Placement data for elements
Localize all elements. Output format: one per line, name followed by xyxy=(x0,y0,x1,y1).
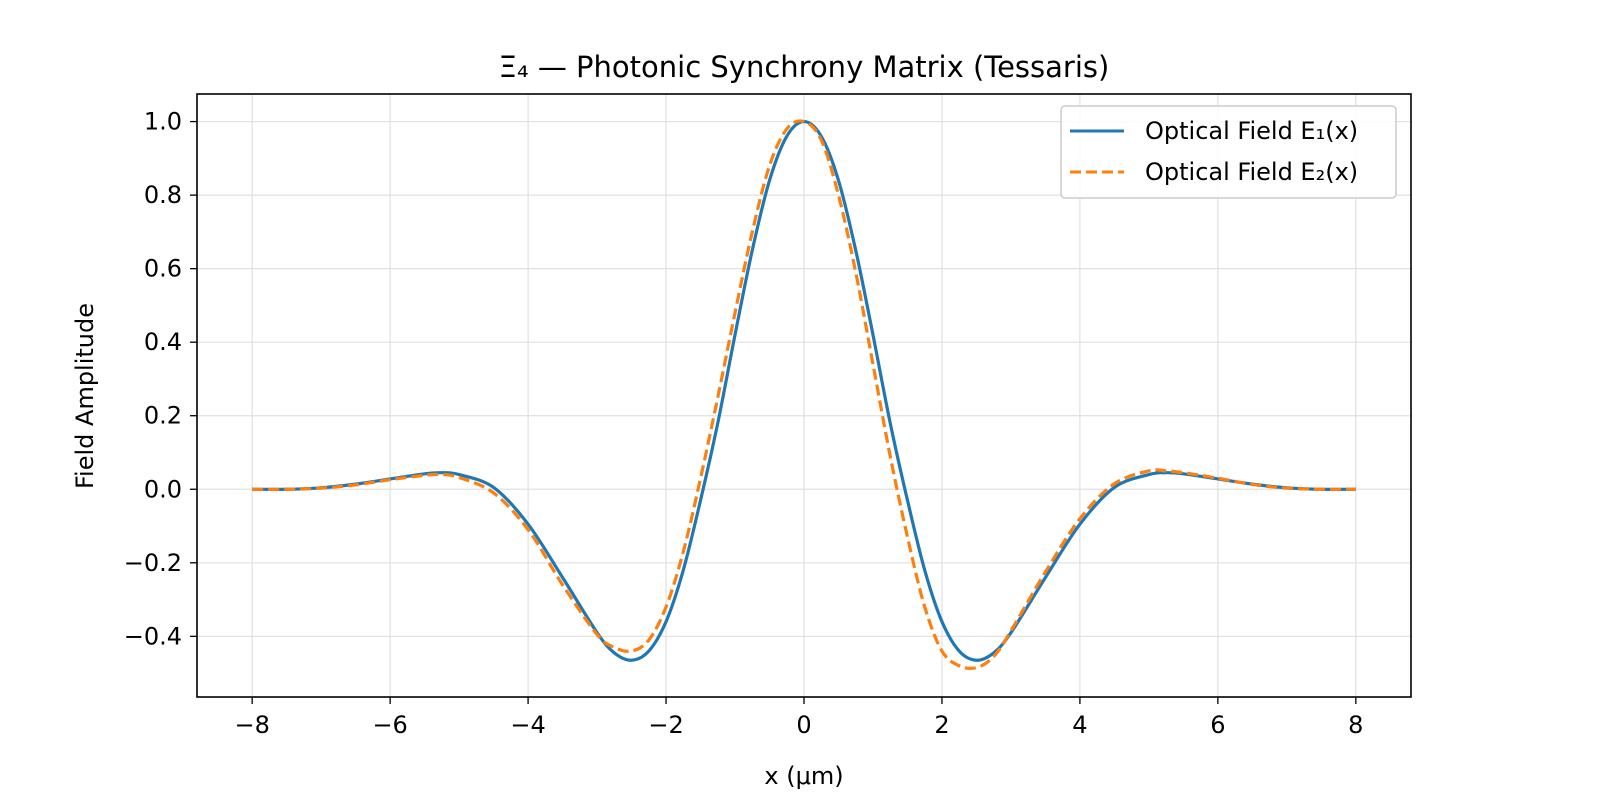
y-tick-label: 0.6 xyxy=(144,255,182,283)
x-tick-label: −6 xyxy=(372,711,407,739)
x-tick-label: 6 xyxy=(1210,711,1225,739)
x-tick-label: −2 xyxy=(648,711,683,739)
y-tick-label: 0.8 xyxy=(144,181,182,209)
x-tick-label: 8 xyxy=(1348,711,1363,739)
x-axis-title: x (μm) xyxy=(764,762,843,790)
y-tick-label: −0.2 xyxy=(124,549,182,577)
series-line-e2 xyxy=(252,119,1356,671)
x-axis-ticks: −8 −6 −4 −2 0 2 4 6 8 xyxy=(234,697,1363,739)
legend-box xyxy=(1060,105,1397,199)
y-tick-label: 0.4 xyxy=(144,328,182,356)
y-axis-title: Field Amplitude xyxy=(71,303,99,489)
y-tick-label: 0.0 xyxy=(144,475,182,503)
series-layer xyxy=(252,119,1356,671)
legend-label-e1: Optical Field E₁(x) xyxy=(1145,117,1358,145)
x-tick-label: 0 xyxy=(796,711,811,739)
x-tick-label: 4 xyxy=(1072,711,1087,739)
x-tick-label: −8 xyxy=(234,711,269,739)
y-tick-label: −0.4 xyxy=(124,622,182,650)
y-tick-label: 1.0 xyxy=(144,108,182,136)
legend: Optical Field E₁(x) Optical Field E₂(x) xyxy=(1060,105,1397,199)
x-tick-label: −4 xyxy=(510,711,545,739)
x-tick-label: 2 xyxy=(934,711,949,739)
legend-label-e2: Optical Field E₂(x) xyxy=(1145,158,1358,186)
chart-title: Ξ₄ — Photonic Synchrony Matrix (Tessaris… xyxy=(499,50,1110,84)
y-tick-label: 0.2 xyxy=(144,402,182,430)
y-axis-ticks: −0.4 −0.2 0.0 0.2 0.4 0.6 0.8 1.0 xyxy=(124,108,197,650)
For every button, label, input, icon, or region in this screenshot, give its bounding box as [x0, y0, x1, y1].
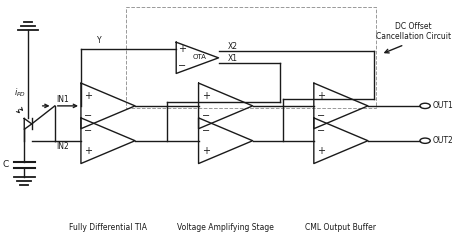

**Given request**: Render all of the lines above as a numbered list, leaving out any blank lines and omitting the pictures.

**Correct response**:
1. Localize all elements. Output format: one per line, name followed by xyxy=(x0,y0,x1,y1).
2. y-tick-label: 0.6 xyxy=(144,255,182,283)
3. x-tick-label: −6 xyxy=(372,711,407,739)
4. x-tick-label: 6 xyxy=(1210,711,1225,739)
5. x-tick-label: −2 xyxy=(648,711,683,739)
6. y-tick-label: 0.8 xyxy=(144,181,182,209)
7. x-tick-label: 8 xyxy=(1348,711,1363,739)
8. x-axis-title: x (μm) xyxy=(764,762,843,790)
9. y-tick-label: −0.2 xyxy=(124,549,182,577)
10. series-line-e2 xyxy=(252,119,1356,671)
11. x-axis-ticks: −8 −6 −4 −2 0 2 4 6 8 xyxy=(234,697,1363,739)
12. legend-box xyxy=(1060,105,1397,199)
13. y-tick-label: 0.4 xyxy=(144,328,182,356)
14. y-axis-title: Field Amplitude xyxy=(71,303,99,489)
15. y-tick-label: 0.0 xyxy=(144,475,182,503)
16. series-layer xyxy=(252,119,1356,671)
17. legend-label-e1: Optical Field E₁(x) xyxy=(1145,117,1358,145)
18. x-tick-label: 0 xyxy=(796,711,811,739)
19. x-tick-label: 4 xyxy=(1072,711,1087,739)
20. x-tick-label: −8 xyxy=(234,711,269,739)
21. y-tick-label: −0.4 xyxy=(124,622,182,650)
22. y-tick-label: 1.0 xyxy=(144,108,182,136)
23. legend: Optical Field E₁(x) Optical Field E₂(x) xyxy=(1060,105,1397,199)
24. x-tick-label: −4 xyxy=(510,711,545,739)
25. x-tick-label: 2 xyxy=(934,711,949,739)
26. legend-label-e2: Optical Field E₂(x) xyxy=(1145,158,1358,186)
27. chart-title: Ξ₄ — Photonic Synchrony Matrix (Tessaris… xyxy=(499,50,1110,84)
28. y-tick-label: 0.2 xyxy=(144,402,182,430)
29. y-axis-ticks: −0.4 −0.2 0.0 0.2 0.4 0.6 0.8 1.0 xyxy=(124,108,197,650)
30. For every button, label, input, icon, or region in this screenshot, give its bounding box as [x0, y0, x1, y1].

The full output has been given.